Going through the entries below, tally the lines that hold the word "FOREST" and state the result alone.

* **Data supplied**
******************************

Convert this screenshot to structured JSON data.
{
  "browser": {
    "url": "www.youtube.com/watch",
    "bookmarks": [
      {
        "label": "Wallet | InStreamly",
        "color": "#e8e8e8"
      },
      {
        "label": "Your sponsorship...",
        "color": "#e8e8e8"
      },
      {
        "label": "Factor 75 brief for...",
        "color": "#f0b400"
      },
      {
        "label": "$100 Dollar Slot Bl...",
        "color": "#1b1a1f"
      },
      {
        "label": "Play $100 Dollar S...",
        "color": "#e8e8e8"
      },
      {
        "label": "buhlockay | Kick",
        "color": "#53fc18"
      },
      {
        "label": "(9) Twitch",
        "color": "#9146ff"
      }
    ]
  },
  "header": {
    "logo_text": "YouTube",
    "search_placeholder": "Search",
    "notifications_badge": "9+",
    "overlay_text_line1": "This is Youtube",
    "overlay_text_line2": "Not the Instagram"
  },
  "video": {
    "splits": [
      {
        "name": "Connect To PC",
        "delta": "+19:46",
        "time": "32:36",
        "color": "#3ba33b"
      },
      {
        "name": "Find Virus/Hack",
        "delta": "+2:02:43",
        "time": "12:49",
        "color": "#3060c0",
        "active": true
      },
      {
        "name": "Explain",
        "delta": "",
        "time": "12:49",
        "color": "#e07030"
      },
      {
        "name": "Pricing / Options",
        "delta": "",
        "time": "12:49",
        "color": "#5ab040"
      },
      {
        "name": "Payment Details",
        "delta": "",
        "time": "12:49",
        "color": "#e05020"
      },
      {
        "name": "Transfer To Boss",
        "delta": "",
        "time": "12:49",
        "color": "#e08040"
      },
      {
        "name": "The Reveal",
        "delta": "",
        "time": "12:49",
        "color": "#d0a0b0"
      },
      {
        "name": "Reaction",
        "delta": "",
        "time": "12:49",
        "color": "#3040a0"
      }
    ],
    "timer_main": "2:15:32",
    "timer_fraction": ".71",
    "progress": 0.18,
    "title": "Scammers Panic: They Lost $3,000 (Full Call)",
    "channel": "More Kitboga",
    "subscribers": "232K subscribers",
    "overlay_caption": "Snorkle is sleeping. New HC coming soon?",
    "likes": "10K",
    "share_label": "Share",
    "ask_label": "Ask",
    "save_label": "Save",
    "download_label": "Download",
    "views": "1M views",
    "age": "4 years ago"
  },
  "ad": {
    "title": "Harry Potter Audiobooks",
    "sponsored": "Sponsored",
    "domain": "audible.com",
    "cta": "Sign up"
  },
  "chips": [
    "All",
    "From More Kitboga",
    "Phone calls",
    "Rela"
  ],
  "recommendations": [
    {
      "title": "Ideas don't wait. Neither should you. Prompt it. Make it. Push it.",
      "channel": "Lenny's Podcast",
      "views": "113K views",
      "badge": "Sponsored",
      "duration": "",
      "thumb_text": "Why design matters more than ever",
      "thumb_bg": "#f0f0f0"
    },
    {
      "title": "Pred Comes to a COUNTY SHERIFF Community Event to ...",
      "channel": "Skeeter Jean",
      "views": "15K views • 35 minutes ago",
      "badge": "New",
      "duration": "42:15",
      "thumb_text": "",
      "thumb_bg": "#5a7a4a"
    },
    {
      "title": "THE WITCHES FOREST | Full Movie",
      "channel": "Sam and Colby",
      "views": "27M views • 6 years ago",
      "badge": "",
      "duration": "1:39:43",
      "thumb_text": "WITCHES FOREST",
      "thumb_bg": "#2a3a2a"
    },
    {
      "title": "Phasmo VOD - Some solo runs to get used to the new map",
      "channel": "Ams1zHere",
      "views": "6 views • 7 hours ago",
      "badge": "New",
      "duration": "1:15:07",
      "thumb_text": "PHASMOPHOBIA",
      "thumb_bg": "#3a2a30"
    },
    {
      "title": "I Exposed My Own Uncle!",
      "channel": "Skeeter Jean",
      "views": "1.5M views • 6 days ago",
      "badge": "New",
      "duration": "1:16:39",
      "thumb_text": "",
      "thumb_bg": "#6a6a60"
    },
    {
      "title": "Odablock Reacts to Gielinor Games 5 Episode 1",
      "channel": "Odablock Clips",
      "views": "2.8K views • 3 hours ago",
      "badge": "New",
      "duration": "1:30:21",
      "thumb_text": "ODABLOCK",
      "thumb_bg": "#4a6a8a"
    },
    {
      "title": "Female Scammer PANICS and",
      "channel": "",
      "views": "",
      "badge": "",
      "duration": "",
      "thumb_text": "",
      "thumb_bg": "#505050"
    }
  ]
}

******************************

* **Exercise response**
2